## START GIVEN PASSAGE
You're gonna need a Michael Chiarello NapaStyle cookbook.  I wanna be Michael Chiarello.  

Maybe I just want his kitchen....

RJ


----------



## crewsk (Nov 16, 2004)

Ardge said:
			
		

> crewsk said:
> 
> 
> 
> ...



Yep more that likely it is! I found this recipe on cooks.com. It is very similar to mine but I can't find it right now. May have to call my mom this afternoon & get it from her again.

CHOCOLATE GRAVY      

1 c. sugar
2 tbsp. cocoa
2 tbsp. flour
2 c. milk
1 tsp. vanilla
1 tbsp. butter
Sift sugar, flour, and cocoa together in saucepan, add milk. On medium heat stir until gravy thickens to desired consistancy. Remove from heat add butter and vanilla. Great over hot biscuits for chocolate lovers breakfast.


----------



## choclatechef (Nov 16, 2004)

I will bring some hoecakes!


----------



## crewsk (Nov 16, 2004)

Sounds good chocolatechef!

Hey, Goodweed will have to bring his pancakes!


----------



## middie (Nov 16, 2004)

breakfast at crewsk's....
there ya go crewsk.
the name for your 
business if and when 
you open one    

btw choc gravy sounds delish!!!!


----------



## jkath (Nov 16, 2004)

Well, you all know I'll be bringing a truckload of Haas Avocados from California, as well as my house salsa - gotta kick up those omelettes!


----------



## GB (Nov 16, 2004)

I am not a big breakfast fan (hard when you can't stand eggs), but I will happily bring mimosas


----------



## crewsk (Nov 16, 2004)

Sounds good jkath! 

That's cool GB, we'll have stuff other than eggs too. Mimosas are a definant must have!


----------



## Juliev (Nov 16, 2004)

crewsk said:
			
		

> Sounds good jkath!
> 
> That's cool GB, we'll have stuff other than eggs too. Mimosas are a definant must have!


I will buy some peaches along the way so I can have my bellinis.


----------



## Juliev (Nov 16, 2004)

Applesauce Breakfast Cake:

1 cup unsweetened applesauce or crushed pineapple
1/4 cup molasses
1/4 cup honey
1/2 tsp vanilla
1/4 tsp almond extract
1 1/2 cup pancake mix
2 tsp canola oil

Mix liquids thoroughly. Add the dry mix. Stir gently. Pour into a
well-greased square cake pan. Bake at 350° for 20 minutes or until
done. Serve warm with butter and syrup or with a dollop of flavored
yogurt.


----------



## buckytom (Nov 16, 2004)

i'll bring the bread. jewish rye from brooklyn, portugese rolls from newark, italian semolina bread from the grand concourse in the bronx, and white bread from conneticut (just kidding)...


----------



## Barbara L (Nov 17, 2004)

I'll bring the Swedish Tea Ring!
## END GIVEN PASSAGE
## START ENTRIES
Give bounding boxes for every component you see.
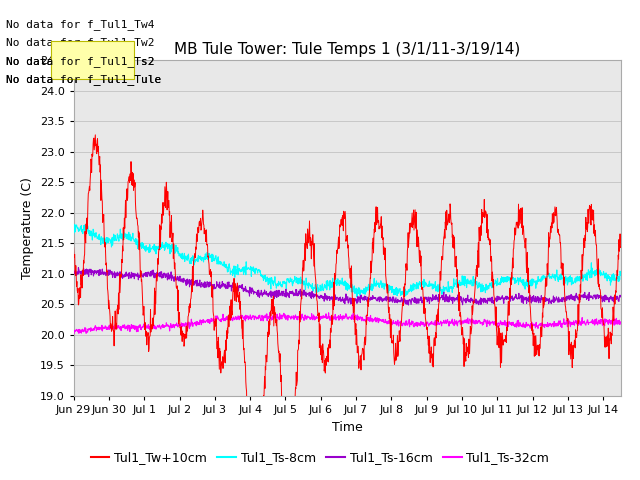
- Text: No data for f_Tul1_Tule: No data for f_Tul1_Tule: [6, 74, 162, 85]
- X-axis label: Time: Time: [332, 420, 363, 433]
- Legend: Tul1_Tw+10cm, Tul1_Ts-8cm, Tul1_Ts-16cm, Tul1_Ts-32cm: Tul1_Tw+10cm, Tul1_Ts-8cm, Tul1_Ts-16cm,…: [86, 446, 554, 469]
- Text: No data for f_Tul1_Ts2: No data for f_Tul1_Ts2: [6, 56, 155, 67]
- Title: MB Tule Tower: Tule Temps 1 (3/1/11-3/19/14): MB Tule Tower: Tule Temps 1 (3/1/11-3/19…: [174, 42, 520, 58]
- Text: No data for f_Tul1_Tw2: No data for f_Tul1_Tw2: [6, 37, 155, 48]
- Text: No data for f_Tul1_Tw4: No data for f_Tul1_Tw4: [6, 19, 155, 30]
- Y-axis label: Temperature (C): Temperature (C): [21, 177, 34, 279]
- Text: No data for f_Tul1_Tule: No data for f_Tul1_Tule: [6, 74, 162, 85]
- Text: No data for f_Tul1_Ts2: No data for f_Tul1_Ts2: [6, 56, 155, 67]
## END ENTRIES
## START ENTRIES
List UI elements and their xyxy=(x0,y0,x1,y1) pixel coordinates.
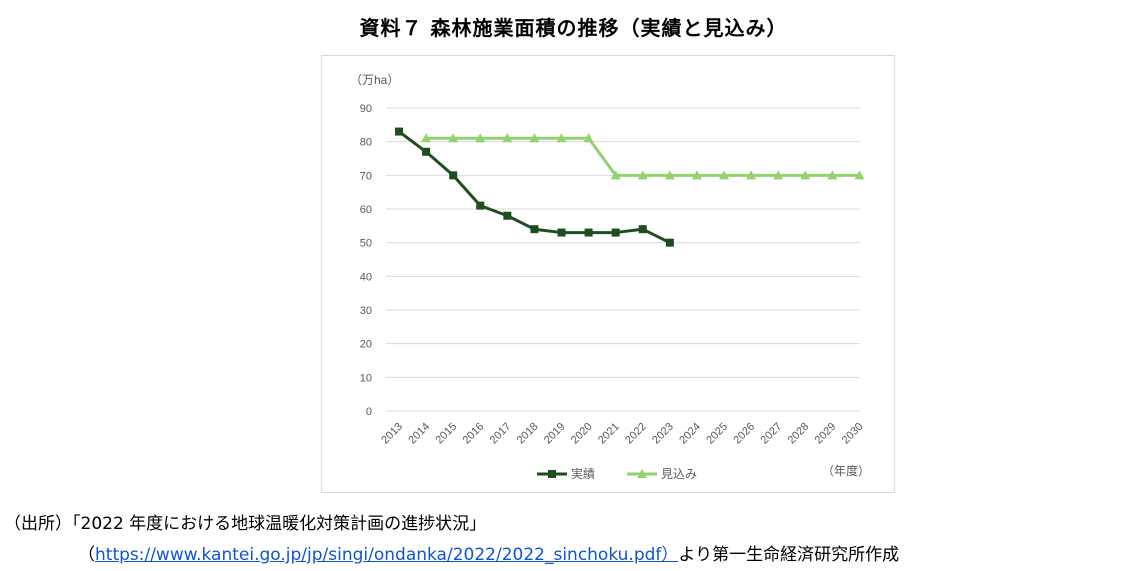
## END ENTRIES
> _REQUIRED TASKS_
(1) Based on the forum thread, answer yes or no to each statement below and quote the words from the thread that decide it: (a) The chocolate gravy recipe uses 2 cups of milk. (b) GB offers to bring bellinis. (c) The applesauce breakfast cake bakes at 350° for 20 minutes.
(2) In the rows, copy the lines between the line containing "Give bounding boxes" and the line containing "- Title: MB", inclusive, leaving out the pictures.

> _RESULTS_
(1)
(a) Yes: "2 c. milk"
(b) No: "I will happily bring mimosas"
(c) Yes: "Bake at 350° for 20 minutes"

(2)
Give bounding boxes for every component you see.
- Text: No data for f_Tul1_Tule: No data for f_Tul1_Tule: [6, 74, 162, 85]
- X-axis label: Time: Time: [332, 420, 363, 433]
- Legend: Tul1_Tw+10cm, Tul1_Ts-8cm, Tul1_Ts-16cm, Tul1_Ts-32cm: Tul1_Tw+10cm, Tul1_Ts-8cm, Tul1_Ts-16cm,…: [86, 446, 554, 469]
- Text: No data for f_Tul1_Ts2: No data for f_Tul1_Ts2: [6, 56, 155, 67]
- Title: MB Tule Tower: Tule Temps 1 (3/1/11-3/19/14): MB Tule Tower: Tule Temps 1 (3/1/11-3/19…: [174, 42, 520, 58]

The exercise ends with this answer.